***** Records supplied *****

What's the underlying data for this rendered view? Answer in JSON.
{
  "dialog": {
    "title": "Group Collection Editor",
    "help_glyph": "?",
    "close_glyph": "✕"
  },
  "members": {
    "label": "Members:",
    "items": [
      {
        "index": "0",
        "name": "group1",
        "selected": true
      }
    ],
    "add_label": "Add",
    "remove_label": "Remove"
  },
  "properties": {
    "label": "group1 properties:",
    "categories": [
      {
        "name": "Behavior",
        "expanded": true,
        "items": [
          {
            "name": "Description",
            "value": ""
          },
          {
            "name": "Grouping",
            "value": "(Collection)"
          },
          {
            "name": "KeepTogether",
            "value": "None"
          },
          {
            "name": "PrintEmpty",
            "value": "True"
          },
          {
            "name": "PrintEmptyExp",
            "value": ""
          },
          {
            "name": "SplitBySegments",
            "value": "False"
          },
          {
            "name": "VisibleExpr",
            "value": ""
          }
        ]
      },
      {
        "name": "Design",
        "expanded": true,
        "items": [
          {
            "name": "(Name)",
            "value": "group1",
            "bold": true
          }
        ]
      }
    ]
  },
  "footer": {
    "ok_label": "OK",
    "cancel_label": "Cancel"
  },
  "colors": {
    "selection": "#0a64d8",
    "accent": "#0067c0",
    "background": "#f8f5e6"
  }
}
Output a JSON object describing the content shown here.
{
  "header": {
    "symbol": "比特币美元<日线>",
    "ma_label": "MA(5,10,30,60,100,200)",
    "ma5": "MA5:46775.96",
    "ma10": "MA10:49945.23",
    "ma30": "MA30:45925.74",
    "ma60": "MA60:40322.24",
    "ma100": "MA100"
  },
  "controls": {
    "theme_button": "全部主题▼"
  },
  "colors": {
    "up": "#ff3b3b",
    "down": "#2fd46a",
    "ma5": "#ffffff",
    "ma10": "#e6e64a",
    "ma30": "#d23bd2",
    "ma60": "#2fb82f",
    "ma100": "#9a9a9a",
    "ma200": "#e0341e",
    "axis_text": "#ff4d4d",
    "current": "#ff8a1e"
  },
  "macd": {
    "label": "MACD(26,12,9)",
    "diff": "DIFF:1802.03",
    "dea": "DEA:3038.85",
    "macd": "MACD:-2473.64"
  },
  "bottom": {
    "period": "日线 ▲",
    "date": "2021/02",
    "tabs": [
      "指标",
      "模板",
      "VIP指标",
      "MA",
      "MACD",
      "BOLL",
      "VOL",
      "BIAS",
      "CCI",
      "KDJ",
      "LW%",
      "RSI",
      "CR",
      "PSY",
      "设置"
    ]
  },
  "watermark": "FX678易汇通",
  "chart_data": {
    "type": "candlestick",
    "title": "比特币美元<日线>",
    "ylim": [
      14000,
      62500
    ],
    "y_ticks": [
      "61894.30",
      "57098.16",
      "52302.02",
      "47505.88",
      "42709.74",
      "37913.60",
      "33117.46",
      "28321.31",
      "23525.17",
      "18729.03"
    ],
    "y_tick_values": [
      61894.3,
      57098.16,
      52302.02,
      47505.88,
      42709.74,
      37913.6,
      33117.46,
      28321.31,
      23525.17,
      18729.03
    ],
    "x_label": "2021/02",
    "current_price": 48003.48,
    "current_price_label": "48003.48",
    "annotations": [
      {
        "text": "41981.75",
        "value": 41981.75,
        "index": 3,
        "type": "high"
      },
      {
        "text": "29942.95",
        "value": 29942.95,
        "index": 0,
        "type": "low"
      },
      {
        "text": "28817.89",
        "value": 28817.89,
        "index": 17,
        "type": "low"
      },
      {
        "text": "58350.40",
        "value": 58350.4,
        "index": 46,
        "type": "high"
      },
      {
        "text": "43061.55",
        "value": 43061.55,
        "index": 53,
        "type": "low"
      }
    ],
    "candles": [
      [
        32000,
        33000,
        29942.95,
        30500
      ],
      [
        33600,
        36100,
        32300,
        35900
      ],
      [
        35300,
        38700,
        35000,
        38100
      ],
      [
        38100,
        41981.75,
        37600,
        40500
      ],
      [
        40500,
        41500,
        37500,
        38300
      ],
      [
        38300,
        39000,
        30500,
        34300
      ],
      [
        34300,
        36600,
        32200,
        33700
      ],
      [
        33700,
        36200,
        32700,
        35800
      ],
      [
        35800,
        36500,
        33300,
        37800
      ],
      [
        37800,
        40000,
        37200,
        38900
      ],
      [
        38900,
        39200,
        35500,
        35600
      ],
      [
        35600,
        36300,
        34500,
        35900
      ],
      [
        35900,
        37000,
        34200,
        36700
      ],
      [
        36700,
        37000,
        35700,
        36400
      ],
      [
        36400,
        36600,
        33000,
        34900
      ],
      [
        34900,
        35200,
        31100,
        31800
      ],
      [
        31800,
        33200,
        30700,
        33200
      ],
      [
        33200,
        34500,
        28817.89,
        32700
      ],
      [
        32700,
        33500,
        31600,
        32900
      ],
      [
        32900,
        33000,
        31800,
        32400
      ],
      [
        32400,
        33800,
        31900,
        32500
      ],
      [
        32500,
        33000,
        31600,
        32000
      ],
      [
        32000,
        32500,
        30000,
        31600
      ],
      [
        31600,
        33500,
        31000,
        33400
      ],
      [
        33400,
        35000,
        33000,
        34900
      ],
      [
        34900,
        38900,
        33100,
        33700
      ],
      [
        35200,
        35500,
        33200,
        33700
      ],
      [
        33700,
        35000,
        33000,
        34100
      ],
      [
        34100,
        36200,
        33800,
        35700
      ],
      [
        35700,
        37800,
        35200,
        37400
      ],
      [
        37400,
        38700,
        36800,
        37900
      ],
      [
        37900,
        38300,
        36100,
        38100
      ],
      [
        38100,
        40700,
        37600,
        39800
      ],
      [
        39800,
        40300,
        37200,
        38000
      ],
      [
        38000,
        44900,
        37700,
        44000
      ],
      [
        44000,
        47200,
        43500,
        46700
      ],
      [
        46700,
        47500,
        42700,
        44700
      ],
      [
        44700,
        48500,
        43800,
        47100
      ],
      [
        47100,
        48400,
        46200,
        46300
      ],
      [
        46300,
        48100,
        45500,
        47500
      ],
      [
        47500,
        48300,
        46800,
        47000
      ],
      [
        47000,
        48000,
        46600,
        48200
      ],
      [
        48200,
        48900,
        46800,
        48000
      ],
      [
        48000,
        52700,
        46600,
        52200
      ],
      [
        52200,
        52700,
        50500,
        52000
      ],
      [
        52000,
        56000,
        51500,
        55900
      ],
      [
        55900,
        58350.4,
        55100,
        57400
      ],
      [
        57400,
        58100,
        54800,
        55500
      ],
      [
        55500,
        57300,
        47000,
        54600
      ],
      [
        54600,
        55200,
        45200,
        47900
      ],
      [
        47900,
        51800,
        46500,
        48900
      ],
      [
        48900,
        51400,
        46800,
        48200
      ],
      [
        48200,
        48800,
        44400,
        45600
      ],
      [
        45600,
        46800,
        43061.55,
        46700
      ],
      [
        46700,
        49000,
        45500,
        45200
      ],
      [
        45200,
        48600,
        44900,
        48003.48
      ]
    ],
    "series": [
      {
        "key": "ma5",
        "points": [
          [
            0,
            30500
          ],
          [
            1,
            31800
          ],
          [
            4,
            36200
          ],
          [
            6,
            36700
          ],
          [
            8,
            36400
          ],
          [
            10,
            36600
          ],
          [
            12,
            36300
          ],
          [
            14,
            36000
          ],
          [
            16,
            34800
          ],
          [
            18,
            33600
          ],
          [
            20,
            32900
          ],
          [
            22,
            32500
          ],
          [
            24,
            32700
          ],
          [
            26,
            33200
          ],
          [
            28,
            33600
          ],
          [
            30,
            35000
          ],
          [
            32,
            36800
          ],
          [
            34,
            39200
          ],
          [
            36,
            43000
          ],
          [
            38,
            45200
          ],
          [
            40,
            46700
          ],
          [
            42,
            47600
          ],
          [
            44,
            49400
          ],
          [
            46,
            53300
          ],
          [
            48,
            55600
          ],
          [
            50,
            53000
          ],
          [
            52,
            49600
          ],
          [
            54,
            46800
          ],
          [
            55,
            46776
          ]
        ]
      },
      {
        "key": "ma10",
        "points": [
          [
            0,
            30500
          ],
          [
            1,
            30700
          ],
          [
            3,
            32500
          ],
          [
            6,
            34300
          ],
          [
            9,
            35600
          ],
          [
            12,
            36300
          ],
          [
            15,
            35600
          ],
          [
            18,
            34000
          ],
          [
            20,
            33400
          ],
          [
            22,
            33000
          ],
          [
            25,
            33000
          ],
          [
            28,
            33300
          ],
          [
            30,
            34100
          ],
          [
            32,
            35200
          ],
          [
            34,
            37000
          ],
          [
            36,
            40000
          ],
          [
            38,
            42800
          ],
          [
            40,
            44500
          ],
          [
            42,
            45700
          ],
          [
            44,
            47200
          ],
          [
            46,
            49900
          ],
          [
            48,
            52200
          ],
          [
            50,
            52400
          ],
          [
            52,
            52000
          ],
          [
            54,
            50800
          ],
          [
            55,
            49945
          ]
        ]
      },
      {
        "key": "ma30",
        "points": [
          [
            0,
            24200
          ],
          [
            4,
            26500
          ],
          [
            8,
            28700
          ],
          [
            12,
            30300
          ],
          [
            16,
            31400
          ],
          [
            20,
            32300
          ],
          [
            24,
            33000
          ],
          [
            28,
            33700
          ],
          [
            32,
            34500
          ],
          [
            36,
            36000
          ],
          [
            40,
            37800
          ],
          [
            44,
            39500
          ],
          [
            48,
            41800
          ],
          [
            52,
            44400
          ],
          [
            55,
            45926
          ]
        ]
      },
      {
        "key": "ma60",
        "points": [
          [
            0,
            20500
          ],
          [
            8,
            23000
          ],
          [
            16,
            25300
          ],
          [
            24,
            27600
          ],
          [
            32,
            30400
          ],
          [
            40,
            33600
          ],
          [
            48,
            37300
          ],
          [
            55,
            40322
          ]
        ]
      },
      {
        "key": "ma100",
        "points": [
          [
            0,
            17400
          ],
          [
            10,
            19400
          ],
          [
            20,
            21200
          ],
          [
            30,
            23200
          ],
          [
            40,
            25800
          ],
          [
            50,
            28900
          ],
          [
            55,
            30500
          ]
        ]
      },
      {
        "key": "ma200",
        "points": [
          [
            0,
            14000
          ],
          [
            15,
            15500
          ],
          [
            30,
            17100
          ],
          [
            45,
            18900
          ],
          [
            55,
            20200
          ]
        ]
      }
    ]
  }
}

*****

§ **Problem statement**: Search the entries for the word "properties" and pick out every line that holds it.

§ **Solution to this exercise**:
  "properties": {
    "label": "group1 properties:",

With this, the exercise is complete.